The request: Can all of these lines be returned exactly?
+ + + +
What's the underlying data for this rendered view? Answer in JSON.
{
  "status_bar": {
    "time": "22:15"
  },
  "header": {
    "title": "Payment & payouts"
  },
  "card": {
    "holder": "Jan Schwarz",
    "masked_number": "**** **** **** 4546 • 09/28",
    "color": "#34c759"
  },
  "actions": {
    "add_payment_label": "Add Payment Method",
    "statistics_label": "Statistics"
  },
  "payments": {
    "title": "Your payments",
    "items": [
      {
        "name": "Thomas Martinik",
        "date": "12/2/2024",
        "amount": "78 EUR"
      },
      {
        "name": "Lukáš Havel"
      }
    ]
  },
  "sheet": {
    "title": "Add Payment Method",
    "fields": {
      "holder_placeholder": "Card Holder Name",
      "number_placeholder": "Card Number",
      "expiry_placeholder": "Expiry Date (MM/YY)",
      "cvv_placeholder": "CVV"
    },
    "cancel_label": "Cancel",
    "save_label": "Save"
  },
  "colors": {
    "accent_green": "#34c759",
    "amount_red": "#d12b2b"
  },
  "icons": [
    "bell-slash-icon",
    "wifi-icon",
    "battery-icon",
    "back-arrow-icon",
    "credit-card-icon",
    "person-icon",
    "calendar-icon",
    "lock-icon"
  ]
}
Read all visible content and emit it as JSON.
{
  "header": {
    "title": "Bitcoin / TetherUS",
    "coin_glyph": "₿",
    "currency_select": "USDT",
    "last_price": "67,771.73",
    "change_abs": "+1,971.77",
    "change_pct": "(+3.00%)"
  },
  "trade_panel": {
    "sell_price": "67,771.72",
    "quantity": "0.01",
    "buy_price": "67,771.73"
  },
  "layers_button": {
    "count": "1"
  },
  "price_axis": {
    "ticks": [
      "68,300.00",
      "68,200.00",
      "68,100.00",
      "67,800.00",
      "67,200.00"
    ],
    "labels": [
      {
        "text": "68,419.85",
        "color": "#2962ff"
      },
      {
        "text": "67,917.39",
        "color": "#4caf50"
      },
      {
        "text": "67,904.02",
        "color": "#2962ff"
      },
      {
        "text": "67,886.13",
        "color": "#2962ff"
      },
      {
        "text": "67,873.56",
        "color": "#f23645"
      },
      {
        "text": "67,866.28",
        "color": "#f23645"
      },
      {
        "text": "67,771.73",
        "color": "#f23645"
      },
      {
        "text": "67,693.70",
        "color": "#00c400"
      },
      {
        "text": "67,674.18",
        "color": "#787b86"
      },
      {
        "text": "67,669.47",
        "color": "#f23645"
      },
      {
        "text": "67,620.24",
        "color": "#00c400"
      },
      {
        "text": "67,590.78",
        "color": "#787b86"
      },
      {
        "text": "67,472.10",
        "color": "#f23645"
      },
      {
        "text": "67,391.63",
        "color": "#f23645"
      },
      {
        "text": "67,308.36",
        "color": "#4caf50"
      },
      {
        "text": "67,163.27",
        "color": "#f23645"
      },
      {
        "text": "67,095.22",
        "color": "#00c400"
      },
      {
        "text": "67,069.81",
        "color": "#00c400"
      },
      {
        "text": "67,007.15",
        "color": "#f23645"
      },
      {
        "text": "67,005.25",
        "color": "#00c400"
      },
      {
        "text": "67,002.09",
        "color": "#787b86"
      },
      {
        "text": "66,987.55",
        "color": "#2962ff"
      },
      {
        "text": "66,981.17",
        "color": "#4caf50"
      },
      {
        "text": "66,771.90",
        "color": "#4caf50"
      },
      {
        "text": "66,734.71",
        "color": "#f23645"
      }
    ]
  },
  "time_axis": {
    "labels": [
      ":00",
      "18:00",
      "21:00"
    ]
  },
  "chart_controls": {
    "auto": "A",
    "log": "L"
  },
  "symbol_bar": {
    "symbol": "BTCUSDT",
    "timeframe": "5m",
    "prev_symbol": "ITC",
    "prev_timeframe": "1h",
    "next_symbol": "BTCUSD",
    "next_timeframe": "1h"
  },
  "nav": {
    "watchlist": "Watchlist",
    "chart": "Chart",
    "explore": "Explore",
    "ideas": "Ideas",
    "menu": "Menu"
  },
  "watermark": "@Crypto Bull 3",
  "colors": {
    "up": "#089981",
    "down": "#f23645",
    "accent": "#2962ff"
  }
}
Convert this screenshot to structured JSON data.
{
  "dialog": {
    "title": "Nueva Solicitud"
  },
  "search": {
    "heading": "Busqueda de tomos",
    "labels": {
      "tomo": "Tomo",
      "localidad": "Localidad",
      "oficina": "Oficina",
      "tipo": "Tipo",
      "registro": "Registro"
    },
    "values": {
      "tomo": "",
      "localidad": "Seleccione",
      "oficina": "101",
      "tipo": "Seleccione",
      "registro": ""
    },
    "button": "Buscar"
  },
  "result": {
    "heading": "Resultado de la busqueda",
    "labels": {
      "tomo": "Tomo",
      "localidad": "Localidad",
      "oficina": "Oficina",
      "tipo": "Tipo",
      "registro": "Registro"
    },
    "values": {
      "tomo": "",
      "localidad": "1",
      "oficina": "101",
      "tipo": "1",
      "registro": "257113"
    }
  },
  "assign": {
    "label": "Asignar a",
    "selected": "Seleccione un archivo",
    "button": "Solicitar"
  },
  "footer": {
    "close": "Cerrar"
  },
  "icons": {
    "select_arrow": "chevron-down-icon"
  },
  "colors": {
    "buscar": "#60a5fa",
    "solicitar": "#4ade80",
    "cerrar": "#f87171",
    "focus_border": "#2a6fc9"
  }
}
+ + + +
Output for this exercise:
What's the underlying data for this rendered view? Answer in JSON.
{
  "status_bar": {
    "time": "22:15"
  },
  "header": {
    "title": "Payment & payouts"
  },
  "card": {
    "holder": "Jan Schwarz",
    "masked_number": "**** **** **** 4546 • 09/28",
    "color": "#34c759"
  },
  "actions": {
    "add_payment_label": "Add Payment Method",
    "statistics_label": "Statistics"
  },
  "payments": {
    "title": "Your payments",
    "items": [
      {
        "name": "Thomas Martinik",
        "date": "12/2/2024",
        "amount": "78 EUR"
      },
      {
        "name": "Lukáš Havel"
      }
    ]
  },
  "sheet": {
    "title": "Add Payment Method",
    "fields": {
      "holder_placeholder": "Card Holder Name",
      "number_placeholder": "Card Number",
      "expiry_placeholder": "Expiry Date (MM/YY)",
      "cvv_placeholder": "CVV"
    },
    "cancel_label": "Cancel",
    "save_label": "Save"
  },
  "colors": {
    "accent_green": "#34c759",
    "amount_red": "#d12b2b"
  },
  "icons": [
    "bell-slash-icon",
    "wifi-icon",
    "battery-icon",
    "back-arrow-icon",
    "credit-card-icon",
    "person-icon",
    "calendar-icon",
    "lock-icon"
  ]
}
Read all visible content and emit it as JSON.
{
  "header": {
    "title": "Bitcoin / TetherUS",
    "coin_glyph": "₿",
    "currency_select": "USDT",
    "last_price": "67,771.73",
    "change_abs": "+1,971.77",
    "change_pct": "(+3.00%)"
  },
  "trade_panel": {
    "sell_price": "67,771.72",
    "quantity": "0.01",
    "buy_price": "67,771.73"
  },
  "layers_button": {
    "count": "1"
  },
  "price_axis": {
    "ticks": [
      "68,300.00",
      "68,200.00",
      "68,100.00",
      "67,800.00",
      "67,200.00"
    ],
    "labels": [
      {
        "text": "68,419.85",
        "color": "#2962ff"
      },
      {
        "text": "67,917.39",
        "color": "#4caf50"
      },
      {
        "text": "67,904.02",
        "color": "#2962ff"
      },
      {
        "text": "67,886.13",
        "color": "#2962ff"
      },
      {
        "text": "67,873.56",
        "color": "#f23645"
      },
      {
        "text": "67,866.28",
        "color": "#f23645"
      },
      {
        "text": "67,771.73",
        "color": "#f23645"
      },
      {
        "text": "67,693.70",
        "color": "#00c400"
      },
      {
        "text": "67,674.18",
        "color": "#787b86"
      },
      {
        "text": "67,669.47",
        "color": "#f23645"
      },
      {
        "text": "67,620.24",
        "color": "#00c400"
      },
      {
        "text": "67,590.78",
        "color": "#787b86"
      },
      {
        "text": "67,472.10",
        "color": "#f23645"
      },
      {
        "text": "67,391.63",
        "color": "#f23645"
      },
      {
        "text": "67,308.36",
        "color": "#4caf50"
      },
      {
        "text": "67,163.27",
        "color": "#f23645"
      },
      {
        "text": "67,095.22",
        "color": "#00c400"
      },
      {
        "text": "67,069.81",
        "color": "#00c400"
      },
      {
        "text": "67,007.15",
        "color": "#f23645"
      },
      {
        "text": "67,005.25",
        "color": "#00c400"
      },
      {
        "text": "67,002.09",
        "color": "#787b86"
      },
      {
        "text": "66,987.55",
        "color": "#2962ff"
      },
      {
        "text": "66,981.17",
        "color": "#4caf50"
      },
      {
        "text": "66,771.90",
        "color": "#4caf50"
      },
      {
        "text": "66,734.71",
        "color": "#f23645"
      }
    ]
  },
  "time_axis": {
    "labels": [
      ":00",
      "18:00",
      "21:00"
    ]
  },
  "chart_controls": {
    "auto": "A",
    "log": "L"
  },
  "symbol_bar": {
    "symbol": "BTCUSDT",
    "timeframe": "5m",
    "prev_symbol": "ITC",
    "prev_timeframe": "1h",
    "next_symbol": "BTCUSD",
    "next_timeframe": "1h"
  },
  "nav": {
    "watchlist": "Watchlist",
    "chart": "Chart",
    "explore": "Explore",
    "ideas": "Ideas",
    "menu": "Menu"
  },
  "watermark": "@Crypto Bull 3",
  "colors": {
    "up": "#089981",
    "down": "#f23645",
    "accent": "#2962ff"
  }
}
Convert this screenshot to structured JSON data.
{
  "dialog": {
    "title": "Nueva Solicitud"
  },
  "search": {
    "heading": "Busqueda de tomos",
    "labels": {
      "tomo": "Tomo",
      "localidad": "Localidad",
      "oficina": "Oficina",
      "tipo": "Tipo",
      "registro": "Registro"
    },
    "values": {
      "tomo": "",
      "localidad": "Seleccione",
      "oficina": "101",
      "tipo": "Seleccione",
      "registro": ""
    },
    "button": "Buscar"
  },
  "result": {
    "heading": "Resultado de la busqueda",
    "labels": {
      "tomo": "Tomo",
      "localidad": "Localidad",
      "oficina": "Oficina",
      "tipo": "Tipo",
      "registro": "Registro"
    },
    "values": {
      "tomo": "",
      "localidad": "1",
      "oficina": "101",
      "tipo": "1",
      "registro": "257113"
    }
  },
  "assign": {
    "label": "Asignar a",
    "selected": "Seleccione un archivo",
    "button": "Solicitar"
  },
  "footer": {
    "close": "Cerrar"
  },
  "icons": {
    "select_arrow": "chevron-down-icon"
  },
  "colors": {
    "buscar": "#60a5fa",
    "solicitar": "#4ade80",
    "cerrar": "#f87171",
    "focus_border": "#2a6fc9"
  }
}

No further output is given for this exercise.